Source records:
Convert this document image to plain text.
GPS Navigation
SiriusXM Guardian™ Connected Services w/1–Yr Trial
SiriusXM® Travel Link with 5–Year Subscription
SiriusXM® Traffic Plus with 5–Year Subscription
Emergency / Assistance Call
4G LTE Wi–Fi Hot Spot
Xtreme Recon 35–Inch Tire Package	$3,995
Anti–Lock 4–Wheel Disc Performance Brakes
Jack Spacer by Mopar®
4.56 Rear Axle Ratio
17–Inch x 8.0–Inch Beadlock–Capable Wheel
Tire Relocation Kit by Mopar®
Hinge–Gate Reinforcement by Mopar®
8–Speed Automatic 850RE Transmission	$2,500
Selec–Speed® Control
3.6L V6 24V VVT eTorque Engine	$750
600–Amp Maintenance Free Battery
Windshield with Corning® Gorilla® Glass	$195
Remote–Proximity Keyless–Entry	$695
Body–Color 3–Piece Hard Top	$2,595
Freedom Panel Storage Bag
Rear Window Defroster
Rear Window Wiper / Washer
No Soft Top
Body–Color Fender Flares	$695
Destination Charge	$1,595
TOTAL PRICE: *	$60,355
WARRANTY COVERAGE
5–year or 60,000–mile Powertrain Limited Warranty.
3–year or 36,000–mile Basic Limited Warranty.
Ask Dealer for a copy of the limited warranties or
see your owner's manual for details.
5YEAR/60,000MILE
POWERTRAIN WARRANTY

§ EXERCISE DIRECTIONS:
Go through the data above and find the lines with the word "Color". Copy each of those lines.

§ PROBLEM SOLUTION:
Body–Color 3–Piece Hard Top	$2,595
Body–Color Fender Flares	$695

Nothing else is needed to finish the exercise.